Records that describe figures
========================================================================

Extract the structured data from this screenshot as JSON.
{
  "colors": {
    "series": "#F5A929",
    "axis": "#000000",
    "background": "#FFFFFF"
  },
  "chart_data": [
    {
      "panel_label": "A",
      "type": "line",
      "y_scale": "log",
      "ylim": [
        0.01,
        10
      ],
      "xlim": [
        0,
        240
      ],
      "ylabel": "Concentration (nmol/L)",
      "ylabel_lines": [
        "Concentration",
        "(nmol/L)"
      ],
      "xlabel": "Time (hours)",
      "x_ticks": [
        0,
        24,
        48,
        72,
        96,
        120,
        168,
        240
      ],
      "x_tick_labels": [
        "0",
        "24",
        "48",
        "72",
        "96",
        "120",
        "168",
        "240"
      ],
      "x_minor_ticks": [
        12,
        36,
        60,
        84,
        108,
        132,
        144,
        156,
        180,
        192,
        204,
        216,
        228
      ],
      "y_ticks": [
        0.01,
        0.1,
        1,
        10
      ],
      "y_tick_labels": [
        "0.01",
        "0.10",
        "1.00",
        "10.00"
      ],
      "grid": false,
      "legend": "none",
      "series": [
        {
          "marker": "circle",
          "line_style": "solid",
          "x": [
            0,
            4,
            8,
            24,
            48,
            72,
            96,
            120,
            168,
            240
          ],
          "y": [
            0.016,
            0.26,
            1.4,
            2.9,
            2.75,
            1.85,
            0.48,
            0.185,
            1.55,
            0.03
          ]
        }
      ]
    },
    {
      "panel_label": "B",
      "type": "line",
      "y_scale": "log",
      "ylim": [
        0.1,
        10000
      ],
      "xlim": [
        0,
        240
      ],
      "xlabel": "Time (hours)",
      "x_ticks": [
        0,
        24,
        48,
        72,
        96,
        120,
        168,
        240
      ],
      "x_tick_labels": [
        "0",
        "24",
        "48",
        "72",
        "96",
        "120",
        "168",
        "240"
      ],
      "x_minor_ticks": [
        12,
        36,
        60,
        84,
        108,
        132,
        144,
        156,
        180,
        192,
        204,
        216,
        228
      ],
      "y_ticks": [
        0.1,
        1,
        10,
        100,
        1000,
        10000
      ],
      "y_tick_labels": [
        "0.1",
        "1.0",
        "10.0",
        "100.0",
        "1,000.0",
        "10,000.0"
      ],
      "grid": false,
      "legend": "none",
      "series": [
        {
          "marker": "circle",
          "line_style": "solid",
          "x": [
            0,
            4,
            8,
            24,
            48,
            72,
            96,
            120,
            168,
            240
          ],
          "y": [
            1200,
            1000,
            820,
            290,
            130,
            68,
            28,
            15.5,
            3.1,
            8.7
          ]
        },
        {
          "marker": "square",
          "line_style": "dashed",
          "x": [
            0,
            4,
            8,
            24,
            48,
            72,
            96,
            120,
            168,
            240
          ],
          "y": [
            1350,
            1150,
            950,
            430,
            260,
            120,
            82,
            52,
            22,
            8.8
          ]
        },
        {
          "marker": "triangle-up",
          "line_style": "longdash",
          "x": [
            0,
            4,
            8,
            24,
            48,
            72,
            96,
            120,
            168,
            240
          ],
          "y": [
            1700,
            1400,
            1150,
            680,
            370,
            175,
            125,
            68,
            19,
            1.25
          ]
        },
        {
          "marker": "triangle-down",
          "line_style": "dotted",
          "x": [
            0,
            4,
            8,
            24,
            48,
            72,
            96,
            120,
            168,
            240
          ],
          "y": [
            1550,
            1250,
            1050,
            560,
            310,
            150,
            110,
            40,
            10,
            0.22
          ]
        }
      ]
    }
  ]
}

========================================================================

EXERCISE REQUIREMENTS - Please output the entire listing exactly as it stands.

OUTPUT OF THE EXERCISE -
Extract the structured data from this screenshot as JSON.
{
  "colors": {
    "series": "#F5A929",
    "axis": "#000000",
    "background": "#FFFFFF"
  },
  "chart_data": [
    {
      "panel_label": "A",
      "type": "line",
      "y_scale": "log",
      "ylim": [
        0.01,
        10
      ],
      "xlim": [
        0,
        240
      ],
      "ylabel": "Concentration (nmol/L)",
      "ylabel_lines": [
        "Concentration",
        "(nmol/L)"
      ],
      "xlabel": "Time (hours)",
      "x_ticks": [
        0,
        24,
        48,
        72,
        96,
        120,
        168,
        240
      ],
      "x_tick_labels": [
        "0",
        "24",
        "48",
        "72",
        "96",
        "120",
        "168",
        "240"
      ],
      "x_minor_ticks": [
        12,
        36,
        60,
        84,
        108,
        132,
        144,
        156,
        180,
        192,
        204,
        216,
        228
      ],
      "y_ticks": [
        0.01,
        0.1,
        1,
        10
      ],
      "y_tick_labels": [
        "0.01",
        "0.10",
        "1.00",
        "10.00"
      ],
      "grid": false,
      "legend": "none",
      "series": [
        {
          "marker": "circle",
          "line_style": "solid",
          "x": [
            0,
            4,
            8,
            24,
            48,
            72,
            96,
            120,
            168,
            240
          ],
          "y": [
            0.016,
            0.26,
            1.4,
            2.9,
            2.75,
            1.85,
            0.48,
            0.185,
            1.55,
            0.03
          ]
        }
      ]
    },
    {
      "panel_label": "B",
      "type": "line",
      "y_scale": "log",
      "ylim": [
        0.1,
        10000
      ],
      "xlim": [
        0,
        240
      ],
      "xlabel": "Time (hours)",
      "x_ticks": [
        0,
        24,
        48,
        72,
        96,
        120,
        168,
        240
      ],
      "x_tick_labels": [
        "0",
        "24",
        "48",
        "72",
        "96",
        "120",
        "168",
        "240"
      ],
      "x_minor_ticks": [
        12,
        36,
        60,
        84,
        108,
        132,
        144,
        156,
        180,
        192,
        204,
        216,
        228
      ],
      "y_ticks": [
        0.1,
        1,
        10,
        100,
        1000,
        10000
      ],
      "y_tick_labels": [
        "0.1",
        "1.0",
        "10.0",
        "100.0",
        "1,000.0",
        "10,000.0"
      ],
      "grid": false,
      "legend": "none",
      "series": [
        {
          "marker": "circle",
          "line_style": "solid",
          "x": [
            0,
            4,
            8,
            24,
            48,
            72,
            96,
            120,
            168,
            240
          ],
          "y": [
            1200,
            1000,
            820,
            290,
            130,
            68,
            28,
            15.5,
            3.1,
            8.7
          ]
        },
        {
          "marker": "square",
          "line_style": "dashed",
          "x": [
            0,
            4,
            8,
            24,
            48,
            72,
            96,
            120,
            168,
            240
          ],
          "y": [
            1350,
            1150,
            950,
            430,
            260,
            120,
            82,
            52,
            22,
            8.8
          ]
        },
        {
          "marker": "triangle-up",
          "line_style": "longdash",
          "x": [
            0,
            4,
            8,
            24,
            48,
            72,
            96,
            120,
            168,
            240
          ],
          "y": [
            1700,
            1400,
            1150,
            680,
            370,
            175,
            125,
            68,
            19,
            1.25
          ]
        },
        {
          "marker": "triangle-down",
          "line_style": "dotted",
          "x": [
            0,
            4,
            8,
            24,
            48,
            72,
            96,
            120,
            168,
            240
          ],
          "y": [
            1550,
            1250,
            1050,
            560,
            310,
            150,
            110,
            40,
            10,
            0.22
          ]
        }
      ]
    }
  ]
}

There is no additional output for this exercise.